(Provided information):
★ ★ ★

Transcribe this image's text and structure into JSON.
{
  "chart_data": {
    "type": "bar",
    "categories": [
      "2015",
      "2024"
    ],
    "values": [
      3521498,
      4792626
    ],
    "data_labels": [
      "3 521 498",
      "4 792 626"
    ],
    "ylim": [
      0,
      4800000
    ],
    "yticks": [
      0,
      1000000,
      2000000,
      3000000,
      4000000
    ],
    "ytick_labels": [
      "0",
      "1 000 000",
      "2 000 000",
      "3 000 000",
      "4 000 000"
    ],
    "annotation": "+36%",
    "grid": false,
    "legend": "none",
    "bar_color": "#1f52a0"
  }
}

★ ★ ★

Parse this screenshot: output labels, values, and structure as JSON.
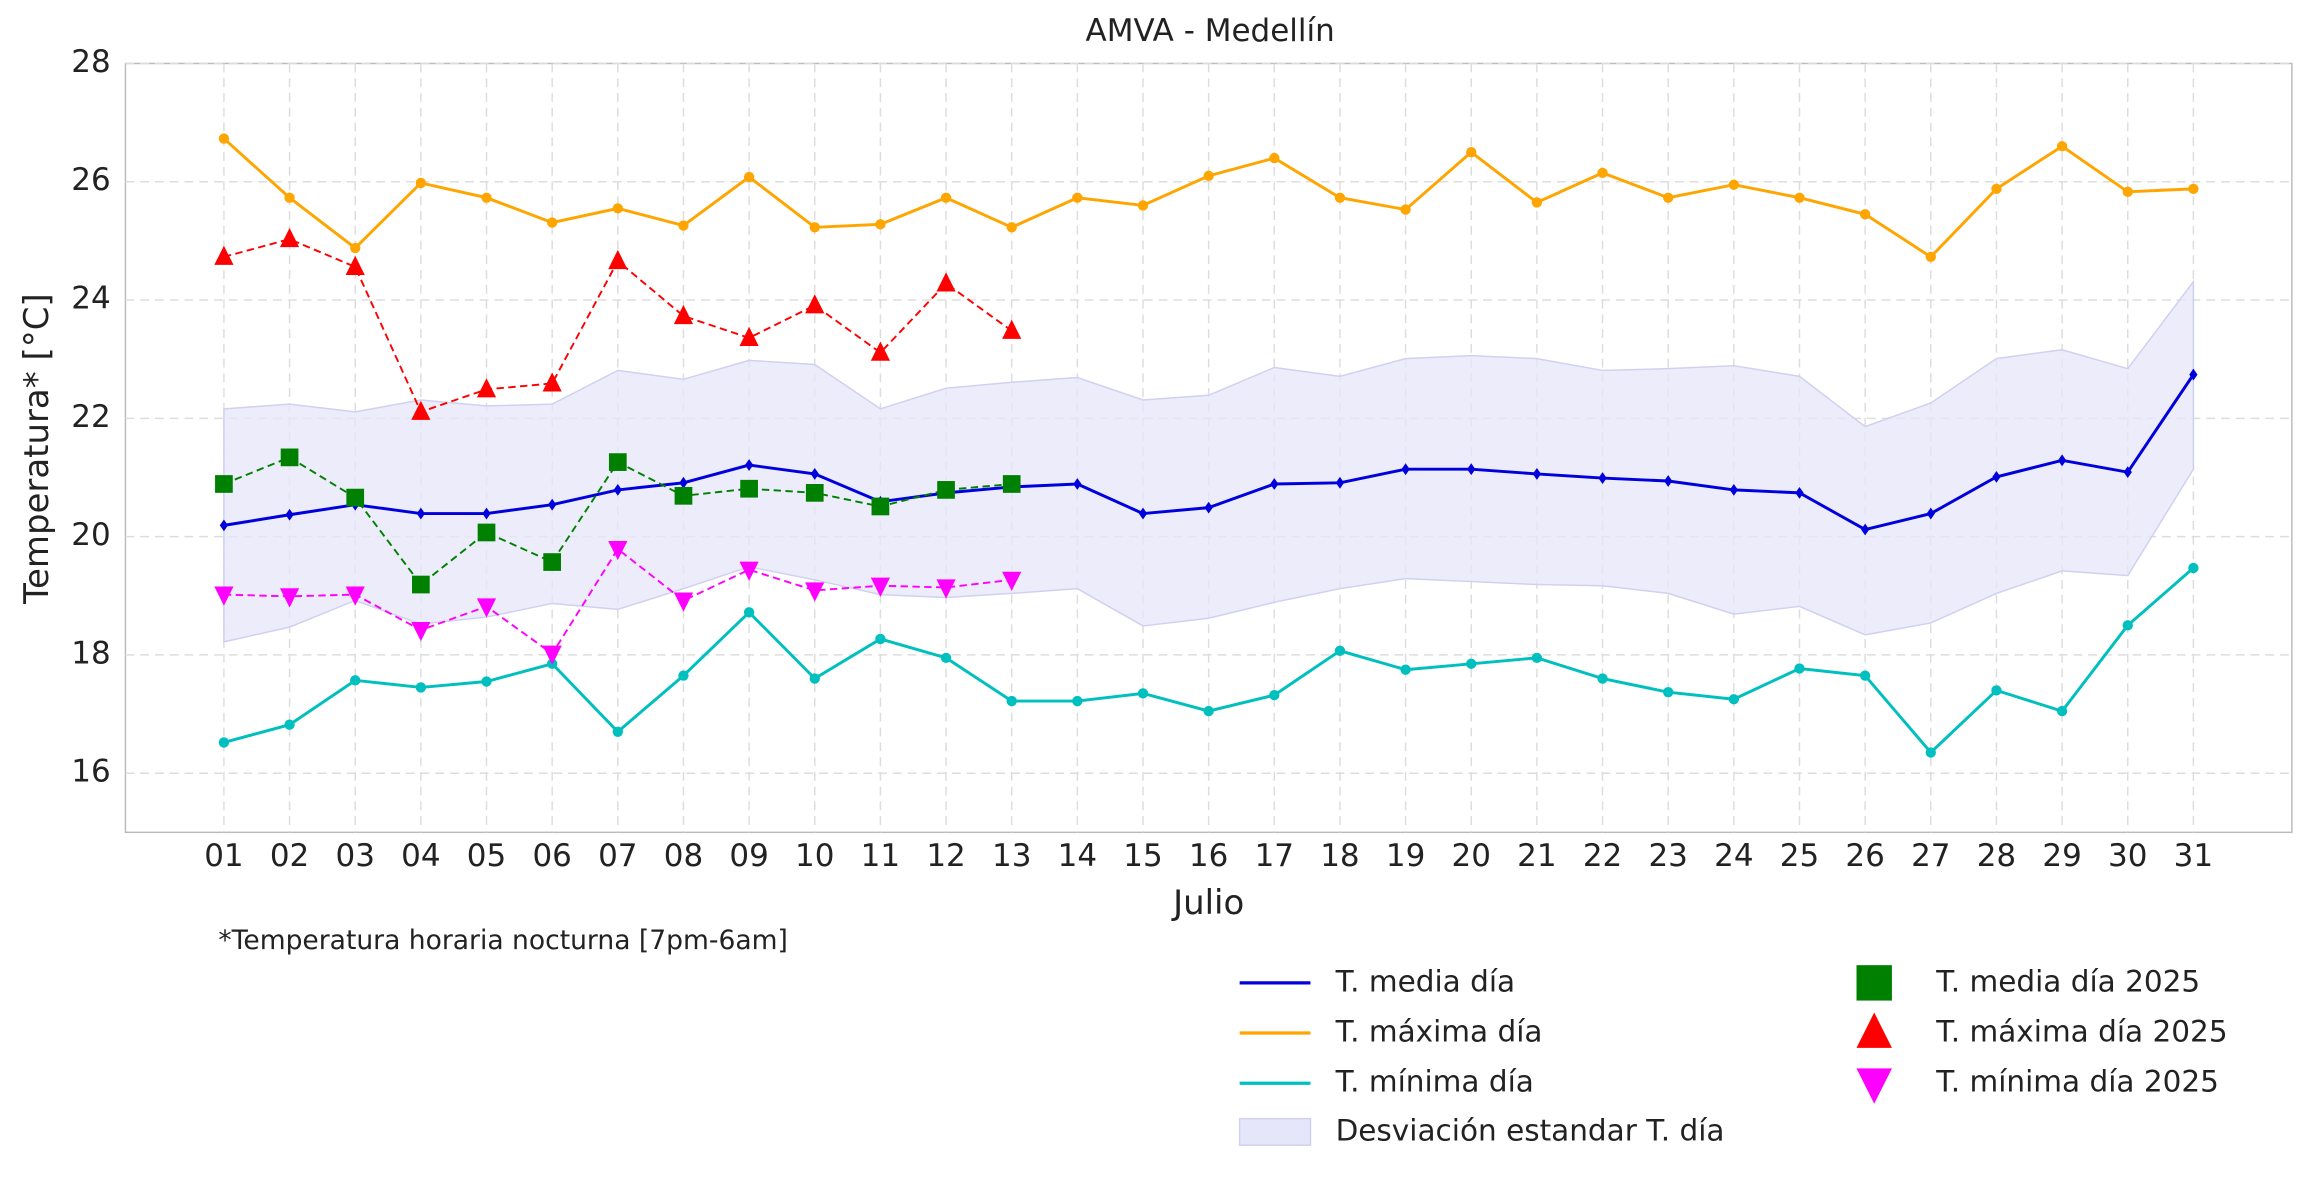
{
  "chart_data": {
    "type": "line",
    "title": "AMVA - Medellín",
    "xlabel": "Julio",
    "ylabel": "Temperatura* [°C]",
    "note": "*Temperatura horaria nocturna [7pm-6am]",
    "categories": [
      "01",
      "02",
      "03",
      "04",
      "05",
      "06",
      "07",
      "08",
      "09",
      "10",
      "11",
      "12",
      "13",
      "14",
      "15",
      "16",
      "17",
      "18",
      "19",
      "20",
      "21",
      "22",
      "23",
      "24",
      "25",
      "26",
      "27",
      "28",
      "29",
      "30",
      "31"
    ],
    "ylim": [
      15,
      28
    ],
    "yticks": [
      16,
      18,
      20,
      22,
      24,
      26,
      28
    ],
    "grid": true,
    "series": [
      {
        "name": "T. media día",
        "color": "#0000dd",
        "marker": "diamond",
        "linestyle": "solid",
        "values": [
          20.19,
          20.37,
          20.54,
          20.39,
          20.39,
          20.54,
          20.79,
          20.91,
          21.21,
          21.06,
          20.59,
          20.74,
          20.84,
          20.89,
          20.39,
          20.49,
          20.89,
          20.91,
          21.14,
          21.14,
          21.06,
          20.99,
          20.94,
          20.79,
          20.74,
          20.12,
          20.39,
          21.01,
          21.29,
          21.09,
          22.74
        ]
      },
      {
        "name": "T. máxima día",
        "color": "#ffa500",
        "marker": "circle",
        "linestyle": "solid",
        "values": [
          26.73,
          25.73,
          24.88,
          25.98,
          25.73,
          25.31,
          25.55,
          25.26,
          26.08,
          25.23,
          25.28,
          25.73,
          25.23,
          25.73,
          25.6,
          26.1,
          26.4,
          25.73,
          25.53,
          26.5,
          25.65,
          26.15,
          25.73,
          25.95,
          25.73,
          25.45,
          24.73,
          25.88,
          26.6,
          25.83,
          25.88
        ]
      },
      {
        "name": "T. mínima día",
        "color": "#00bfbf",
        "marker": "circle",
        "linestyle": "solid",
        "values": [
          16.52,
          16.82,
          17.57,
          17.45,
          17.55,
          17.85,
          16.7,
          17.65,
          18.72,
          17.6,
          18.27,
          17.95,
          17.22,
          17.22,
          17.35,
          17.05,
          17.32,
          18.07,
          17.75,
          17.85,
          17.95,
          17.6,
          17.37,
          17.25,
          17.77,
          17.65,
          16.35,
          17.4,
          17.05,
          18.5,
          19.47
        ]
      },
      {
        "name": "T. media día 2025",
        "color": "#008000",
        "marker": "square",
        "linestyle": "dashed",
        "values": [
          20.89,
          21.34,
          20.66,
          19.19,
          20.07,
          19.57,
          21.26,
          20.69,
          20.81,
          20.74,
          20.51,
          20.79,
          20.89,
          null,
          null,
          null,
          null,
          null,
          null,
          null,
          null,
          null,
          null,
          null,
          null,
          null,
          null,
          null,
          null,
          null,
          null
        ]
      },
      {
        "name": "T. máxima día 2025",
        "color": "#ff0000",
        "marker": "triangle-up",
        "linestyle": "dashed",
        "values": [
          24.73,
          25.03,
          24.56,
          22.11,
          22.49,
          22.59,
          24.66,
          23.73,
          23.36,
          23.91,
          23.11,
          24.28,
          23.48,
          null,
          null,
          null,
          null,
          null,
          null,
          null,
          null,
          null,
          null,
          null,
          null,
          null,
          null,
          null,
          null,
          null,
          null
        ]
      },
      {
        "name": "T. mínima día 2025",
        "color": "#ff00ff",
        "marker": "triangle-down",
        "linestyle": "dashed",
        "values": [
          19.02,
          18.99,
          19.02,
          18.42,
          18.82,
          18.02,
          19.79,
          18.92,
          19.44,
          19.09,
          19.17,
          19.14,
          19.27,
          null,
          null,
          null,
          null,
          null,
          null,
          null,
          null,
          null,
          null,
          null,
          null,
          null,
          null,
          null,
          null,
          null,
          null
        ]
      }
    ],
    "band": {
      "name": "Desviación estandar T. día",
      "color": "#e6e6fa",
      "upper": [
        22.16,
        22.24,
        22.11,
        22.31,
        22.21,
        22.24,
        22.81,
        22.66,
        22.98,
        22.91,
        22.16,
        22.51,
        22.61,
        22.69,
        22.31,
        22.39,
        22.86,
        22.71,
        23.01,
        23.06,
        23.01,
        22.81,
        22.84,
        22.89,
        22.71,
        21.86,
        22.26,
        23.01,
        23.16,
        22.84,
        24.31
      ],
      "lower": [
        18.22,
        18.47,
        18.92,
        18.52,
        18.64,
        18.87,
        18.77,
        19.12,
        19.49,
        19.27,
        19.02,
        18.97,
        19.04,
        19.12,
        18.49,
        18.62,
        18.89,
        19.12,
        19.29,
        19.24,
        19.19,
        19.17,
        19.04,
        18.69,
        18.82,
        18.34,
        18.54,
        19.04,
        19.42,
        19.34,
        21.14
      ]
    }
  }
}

★ ★ ★

(Required work): In the entries above, find each line with the word "JSON" and show it.

(Task answer):
Transcribe this image's text and structure into JSON.
Parse this screenshot: output labels, values, and structure as JSON.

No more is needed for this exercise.